◆ Problem description
Reproduce verbatim every line from the first one through the line containing "105, 1518, 123]", including both.

◆ Available data
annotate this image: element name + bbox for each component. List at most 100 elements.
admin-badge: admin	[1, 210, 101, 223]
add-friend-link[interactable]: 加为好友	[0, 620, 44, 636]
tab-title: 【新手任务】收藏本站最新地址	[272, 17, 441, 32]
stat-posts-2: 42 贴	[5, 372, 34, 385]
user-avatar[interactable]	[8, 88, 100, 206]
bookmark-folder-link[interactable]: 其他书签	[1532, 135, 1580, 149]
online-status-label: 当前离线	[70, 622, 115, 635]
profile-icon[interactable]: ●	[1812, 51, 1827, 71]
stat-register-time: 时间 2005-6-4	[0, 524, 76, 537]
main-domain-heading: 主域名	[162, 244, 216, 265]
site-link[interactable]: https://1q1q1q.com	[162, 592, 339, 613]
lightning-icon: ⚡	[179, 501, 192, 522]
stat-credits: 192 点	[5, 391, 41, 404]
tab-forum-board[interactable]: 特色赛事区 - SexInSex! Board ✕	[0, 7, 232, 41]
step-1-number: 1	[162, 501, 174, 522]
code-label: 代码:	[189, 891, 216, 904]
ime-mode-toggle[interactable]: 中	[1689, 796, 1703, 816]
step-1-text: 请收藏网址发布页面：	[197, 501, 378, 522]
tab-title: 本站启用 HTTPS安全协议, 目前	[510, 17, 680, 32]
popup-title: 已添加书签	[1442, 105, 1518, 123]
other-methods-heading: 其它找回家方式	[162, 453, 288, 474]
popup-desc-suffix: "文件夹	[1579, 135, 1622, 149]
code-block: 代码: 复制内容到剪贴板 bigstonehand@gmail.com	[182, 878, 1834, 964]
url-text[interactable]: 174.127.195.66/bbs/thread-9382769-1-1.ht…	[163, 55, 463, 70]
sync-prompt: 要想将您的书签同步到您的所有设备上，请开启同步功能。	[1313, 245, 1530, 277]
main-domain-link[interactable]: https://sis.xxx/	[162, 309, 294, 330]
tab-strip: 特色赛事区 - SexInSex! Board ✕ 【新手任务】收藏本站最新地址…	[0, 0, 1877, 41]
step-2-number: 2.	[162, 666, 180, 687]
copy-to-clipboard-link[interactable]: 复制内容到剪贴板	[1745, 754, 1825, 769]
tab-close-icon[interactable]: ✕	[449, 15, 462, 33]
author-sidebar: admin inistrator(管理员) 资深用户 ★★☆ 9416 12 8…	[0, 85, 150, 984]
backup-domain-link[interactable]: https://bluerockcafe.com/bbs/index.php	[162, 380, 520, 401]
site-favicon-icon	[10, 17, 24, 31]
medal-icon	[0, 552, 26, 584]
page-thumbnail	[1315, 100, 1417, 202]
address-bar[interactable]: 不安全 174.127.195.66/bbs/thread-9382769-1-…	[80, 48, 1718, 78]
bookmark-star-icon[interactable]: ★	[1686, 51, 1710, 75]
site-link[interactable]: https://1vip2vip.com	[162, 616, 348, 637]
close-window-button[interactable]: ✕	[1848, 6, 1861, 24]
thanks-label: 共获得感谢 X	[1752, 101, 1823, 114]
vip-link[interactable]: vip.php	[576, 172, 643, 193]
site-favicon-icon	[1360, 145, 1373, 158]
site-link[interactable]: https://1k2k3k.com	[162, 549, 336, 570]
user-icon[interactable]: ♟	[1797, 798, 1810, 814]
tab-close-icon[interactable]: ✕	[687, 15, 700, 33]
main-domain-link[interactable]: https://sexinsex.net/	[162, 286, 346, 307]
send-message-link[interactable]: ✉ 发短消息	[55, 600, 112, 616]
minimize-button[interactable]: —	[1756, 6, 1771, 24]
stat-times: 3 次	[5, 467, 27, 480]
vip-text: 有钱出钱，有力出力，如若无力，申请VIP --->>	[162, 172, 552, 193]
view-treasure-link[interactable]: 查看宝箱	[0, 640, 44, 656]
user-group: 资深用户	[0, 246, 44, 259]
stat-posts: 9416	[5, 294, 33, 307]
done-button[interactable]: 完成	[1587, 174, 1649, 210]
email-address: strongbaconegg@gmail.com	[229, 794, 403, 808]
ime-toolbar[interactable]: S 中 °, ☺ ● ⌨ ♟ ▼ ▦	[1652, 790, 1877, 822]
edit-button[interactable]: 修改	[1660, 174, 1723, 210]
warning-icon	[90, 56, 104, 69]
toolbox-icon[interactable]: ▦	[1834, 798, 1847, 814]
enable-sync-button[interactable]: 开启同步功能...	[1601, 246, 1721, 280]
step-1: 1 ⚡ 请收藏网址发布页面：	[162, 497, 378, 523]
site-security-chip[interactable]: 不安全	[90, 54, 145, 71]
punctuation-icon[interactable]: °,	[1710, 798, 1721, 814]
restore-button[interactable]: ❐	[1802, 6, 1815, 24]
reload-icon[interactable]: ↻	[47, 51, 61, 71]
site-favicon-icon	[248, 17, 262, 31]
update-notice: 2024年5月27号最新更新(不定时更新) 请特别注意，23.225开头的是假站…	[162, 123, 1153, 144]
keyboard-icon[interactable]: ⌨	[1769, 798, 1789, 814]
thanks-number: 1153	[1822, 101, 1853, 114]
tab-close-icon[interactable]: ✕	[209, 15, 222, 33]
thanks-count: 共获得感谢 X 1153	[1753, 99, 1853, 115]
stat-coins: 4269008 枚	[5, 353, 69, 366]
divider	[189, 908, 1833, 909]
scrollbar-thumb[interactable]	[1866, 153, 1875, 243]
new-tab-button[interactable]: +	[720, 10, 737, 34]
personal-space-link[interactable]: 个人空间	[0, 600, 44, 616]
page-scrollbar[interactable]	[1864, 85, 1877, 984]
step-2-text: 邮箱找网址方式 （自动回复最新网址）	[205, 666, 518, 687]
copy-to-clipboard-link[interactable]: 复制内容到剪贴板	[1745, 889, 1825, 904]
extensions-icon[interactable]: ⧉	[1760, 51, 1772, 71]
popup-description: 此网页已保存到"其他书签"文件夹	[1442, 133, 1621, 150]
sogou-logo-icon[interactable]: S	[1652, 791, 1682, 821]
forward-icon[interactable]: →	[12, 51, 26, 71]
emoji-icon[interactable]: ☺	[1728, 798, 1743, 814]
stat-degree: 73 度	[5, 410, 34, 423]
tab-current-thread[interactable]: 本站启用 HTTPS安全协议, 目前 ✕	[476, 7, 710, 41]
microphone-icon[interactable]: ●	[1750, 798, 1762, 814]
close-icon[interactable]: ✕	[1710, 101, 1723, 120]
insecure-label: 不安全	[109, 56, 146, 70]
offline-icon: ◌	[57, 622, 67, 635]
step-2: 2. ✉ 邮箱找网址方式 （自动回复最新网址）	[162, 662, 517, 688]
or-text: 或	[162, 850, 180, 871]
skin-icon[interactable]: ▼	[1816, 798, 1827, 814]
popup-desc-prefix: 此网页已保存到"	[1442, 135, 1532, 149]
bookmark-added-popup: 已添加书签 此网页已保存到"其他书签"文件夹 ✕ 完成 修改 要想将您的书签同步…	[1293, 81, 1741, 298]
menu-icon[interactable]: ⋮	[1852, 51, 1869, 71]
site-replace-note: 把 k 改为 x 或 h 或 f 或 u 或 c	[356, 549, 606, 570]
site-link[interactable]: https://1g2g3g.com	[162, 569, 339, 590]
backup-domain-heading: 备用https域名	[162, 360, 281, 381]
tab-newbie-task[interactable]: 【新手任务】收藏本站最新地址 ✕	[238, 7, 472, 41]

◆ Written solution
annotate this image: element name + bbox for each component. List at most 100 elements.
admin-badge: admin	[1, 210, 101, 223]
add-friend-link[interactable]: 加为好友	[0, 620, 44, 636]
tab-title: 【新手任务】收藏本站最新地址	[272, 17, 441, 32]
stat-posts-2: 42 贴	[5, 372, 34, 385]
user-avatar[interactable]	[8, 88, 100, 206]
bookmark-folder-link[interactable]: 其他书签	[1532, 135, 1580, 149]
online-status-label: 当前离线	[70, 622, 115, 635]
profile-icon[interactable]: ●	[1812, 51, 1827, 71]
stat-register-time: 时间 2005-6-4	[0, 524, 76, 537]
main-domain-heading: 主域名	[162, 244, 216, 265]
site-link[interactable]: https://1q1q1q.com	[162, 592, 339, 613]
lightning-icon: ⚡	[179, 501, 192, 522]
stat-credits: 192 点	[5, 391, 41, 404]
tab-forum-board[interactable]: 特色赛事区 - SexInSex! Board ✕	[0, 7, 232, 41]
step-1-number: 1	[162, 501, 174, 522]
code-label: 代码:	[189, 891, 216, 904]
ime-mode-toggle[interactable]: 中	[1689, 796, 1703, 816]
step-1-text: 请收藏网址发布页面：	[197, 501, 378, 522]
tab-title: 本站启用 HTTPS安全协议, 目前	[510, 17, 680, 32]
popup-title: 已添加书签	[1442, 105, 1518, 123]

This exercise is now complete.